───── EXERCISE INPUT ─────

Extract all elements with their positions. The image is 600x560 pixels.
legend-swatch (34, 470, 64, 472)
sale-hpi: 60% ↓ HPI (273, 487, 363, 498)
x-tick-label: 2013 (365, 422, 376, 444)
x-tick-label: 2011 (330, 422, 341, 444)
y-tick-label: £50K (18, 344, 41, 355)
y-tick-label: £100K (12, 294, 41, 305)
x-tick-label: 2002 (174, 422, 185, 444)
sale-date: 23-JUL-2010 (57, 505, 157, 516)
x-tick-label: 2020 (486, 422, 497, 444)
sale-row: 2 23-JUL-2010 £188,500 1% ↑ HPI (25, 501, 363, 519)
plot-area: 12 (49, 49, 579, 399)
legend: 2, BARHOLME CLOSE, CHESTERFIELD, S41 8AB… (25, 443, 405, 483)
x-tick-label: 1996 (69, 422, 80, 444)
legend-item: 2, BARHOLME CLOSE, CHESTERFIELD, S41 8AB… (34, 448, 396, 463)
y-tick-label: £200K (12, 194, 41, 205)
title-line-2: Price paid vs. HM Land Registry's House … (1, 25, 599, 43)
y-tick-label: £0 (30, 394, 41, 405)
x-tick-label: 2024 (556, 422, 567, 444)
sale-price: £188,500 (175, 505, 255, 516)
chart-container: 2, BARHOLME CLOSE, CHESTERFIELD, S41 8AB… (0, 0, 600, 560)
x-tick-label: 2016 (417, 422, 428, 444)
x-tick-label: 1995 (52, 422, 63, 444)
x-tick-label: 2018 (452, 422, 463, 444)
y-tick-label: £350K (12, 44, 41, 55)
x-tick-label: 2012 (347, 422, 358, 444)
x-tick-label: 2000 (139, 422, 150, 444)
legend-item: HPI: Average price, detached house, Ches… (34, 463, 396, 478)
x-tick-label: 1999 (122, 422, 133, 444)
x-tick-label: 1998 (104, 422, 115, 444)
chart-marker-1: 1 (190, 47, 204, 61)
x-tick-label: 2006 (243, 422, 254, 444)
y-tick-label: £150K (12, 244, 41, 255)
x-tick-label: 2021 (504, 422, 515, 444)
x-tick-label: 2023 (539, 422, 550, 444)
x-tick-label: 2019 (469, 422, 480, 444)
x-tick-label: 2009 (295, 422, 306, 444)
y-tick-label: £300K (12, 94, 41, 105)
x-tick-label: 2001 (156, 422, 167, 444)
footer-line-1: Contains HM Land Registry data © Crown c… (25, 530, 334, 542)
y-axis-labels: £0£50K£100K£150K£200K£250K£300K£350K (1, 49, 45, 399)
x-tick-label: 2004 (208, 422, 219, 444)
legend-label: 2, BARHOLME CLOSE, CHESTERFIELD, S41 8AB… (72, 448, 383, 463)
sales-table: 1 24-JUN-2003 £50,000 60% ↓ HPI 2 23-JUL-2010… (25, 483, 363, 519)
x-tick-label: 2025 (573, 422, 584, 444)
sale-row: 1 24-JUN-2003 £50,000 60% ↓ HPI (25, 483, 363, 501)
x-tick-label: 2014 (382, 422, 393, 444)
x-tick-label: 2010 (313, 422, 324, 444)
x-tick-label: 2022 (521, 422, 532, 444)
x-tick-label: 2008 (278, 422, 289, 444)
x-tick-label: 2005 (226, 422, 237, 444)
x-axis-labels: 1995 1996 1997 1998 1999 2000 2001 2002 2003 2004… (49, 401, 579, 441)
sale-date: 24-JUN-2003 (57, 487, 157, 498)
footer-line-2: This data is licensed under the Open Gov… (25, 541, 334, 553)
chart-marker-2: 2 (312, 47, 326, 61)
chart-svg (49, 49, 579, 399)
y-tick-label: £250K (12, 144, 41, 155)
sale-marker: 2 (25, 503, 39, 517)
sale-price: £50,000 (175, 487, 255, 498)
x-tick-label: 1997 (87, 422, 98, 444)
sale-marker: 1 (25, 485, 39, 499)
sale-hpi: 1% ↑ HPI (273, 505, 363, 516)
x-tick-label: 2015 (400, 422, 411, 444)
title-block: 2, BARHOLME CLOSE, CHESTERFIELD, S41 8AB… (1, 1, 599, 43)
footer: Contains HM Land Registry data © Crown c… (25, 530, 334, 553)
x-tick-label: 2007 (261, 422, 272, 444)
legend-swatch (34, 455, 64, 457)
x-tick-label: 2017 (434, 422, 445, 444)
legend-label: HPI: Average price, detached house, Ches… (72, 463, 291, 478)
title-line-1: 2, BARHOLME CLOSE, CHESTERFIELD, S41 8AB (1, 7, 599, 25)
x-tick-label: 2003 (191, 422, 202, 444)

─────

- TASK: Could you write out the whole listing above line for line, keeping every character unchanged?

- TASK RESULT:
Extract all elements with their positions. The image is 600x560 pixels.
legend-swatch (34, 470, 64, 472)
sale-hpi: 60% ↓ HPI (273, 487, 363, 498)
x-tick-label: 2013 (365, 422, 376, 444)
x-tick-label: 2011 (330, 422, 341, 444)
y-tick-label: £50K (18, 344, 41, 355)
y-tick-label: £100K (12, 294, 41, 305)
x-tick-label: 2002 (174, 422, 185, 444)
sale-date: 23-JUL-2010 (57, 505, 157, 516)
x-tick-label: 2020 (486, 422, 497, 444)
sale-row: 2 23-JUL-2010 £188,500 1% ↑ HPI (25, 501, 363, 519)
plot-area: 12 (49, 49, 579, 399)
legend: 2, BARHOLME CLOSE, CHESTERFIELD, S41 8AB… (25, 443, 405, 483)
x-tick-label: 1996 (69, 422, 80, 444)
legend-item: 2, BARHOLME CLOSE, CHESTERFIELD, S41 8AB… (34, 448, 396, 463)
y-tick-label: £200K (12, 194, 41, 205)
title-line-2: Price paid vs. HM Land Registry's House … (1, 25, 599, 43)
y-tick-label: £0 (30, 394, 41, 405)
x-tick-label: 2024 (556, 422, 567, 444)
sale-price: £188,500 (175, 505, 255, 516)
chart-container: 2, BARHOLME CLOSE, CHESTERFIELD, S41 8AB… (0, 0, 600, 560)
x-tick-label: 2016 (417, 422, 428, 444)
x-tick-label: 1995 (52, 422, 63, 444)
x-tick-label: 2018 (452, 422, 463, 444)
y-tick-label: £350K (12, 44, 41, 55)
x-tick-label: 2012 (347, 422, 358, 444)
x-tick-label: 2000 (139, 422, 150, 444)
legend-item: HPI: Average price, detached house, Ches… (34, 463, 396, 478)
x-tick-label: 1999 (122, 422, 133, 444)
x-tick-label: 1998 (104, 422, 115, 444)
chart-marker-1: 1 (190, 47, 204, 61)
x-tick-label: 2006 (243, 422, 254, 444)
y-tick-label: £150K (12, 244, 41, 255)
x-tick-label: 2021 (504, 422, 515, 444)
x-tick-label: 2023 (539, 422, 550, 444)
x-tick-label: 2019 (469, 422, 480, 444)
x-tick-label: 2009 (295, 422, 306, 444)
y-tick-label: £300K (12, 94, 41, 105)
x-tick-label: 2001 (156, 422, 167, 444)
footer-line-1: Contains HM Land Registry data © Crown c… (25, 530, 334, 542)
y-axis-labels: £0£50K£100K£150K£200K£250K£300K£350K (1, 49, 45, 399)
x-tick-label: 2004 (208, 422, 219, 444)
legend-label: 2, BARHOLME CLOSE, CHESTERFIELD, S41 8AB… (72, 448, 383, 463)
sales-table: 1 24-JUN-2003 £50,000 60% ↓ HPI 2 23-JUL-2010… (25, 483, 363, 519)
x-tick-label: 2025 (573, 422, 584, 444)
sale-row: 1 24-JUN-2003 £50,000 60% ↓ HPI (25, 483, 363, 501)
x-tick-label: 2014 (382, 422, 393, 444)
x-tick-label: 2010 (313, 422, 324, 444)
x-tick-label: 2022 (521, 422, 532, 444)
x-tick-label: 2008 (278, 422, 289, 444)
x-tick-label: 2005 (226, 422, 237, 444)
x-axis-labels: 1995 1996 1997 1998 1999 2000 2001 2002 2003 2004… (49, 401, 579, 441)
sale-date: 24-JUN-2003 (57, 487, 157, 498)
footer-line-2: This data is licensed under the Open Gov… (25, 541, 334, 553)
chart-marker-2: 2 (312, 47, 326, 61)
chart-svg (49, 49, 579, 399)
y-tick-label: £250K (12, 144, 41, 155)
sale-marker: 2 (25, 503, 39, 517)
sale-price: £50,000 (175, 487, 255, 498)
x-tick-label: 1997 (87, 422, 98, 444)
sale-marker: 1 (25, 485, 39, 499)
sale-hpi: 1% ↑ HPI (273, 505, 363, 516)
x-tick-label: 2015 (400, 422, 411, 444)
title-block: 2, BARHOLME CLOSE, CHESTERFIELD, S41 8AB… (1, 1, 599, 43)
footer: Contains HM Land Registry data © Crown c… (25, 530, 334, 553)
x-tick-label: 2007 (261, 422, 272, 444)
legend-swatch (34, 455, 64, 457)
x-tick-label: 2017 (434, 422, 445, 444)
legend-label: HPI: Average price, detached house, Ches… (72, 463, 291, 478)
title-line-1: 2, BARHOLME CLOSE, CHESTERFIELD, S41 8AB (1, 7, 599, 25)
x-tick-label: 2003 (191, 422, 202, 444)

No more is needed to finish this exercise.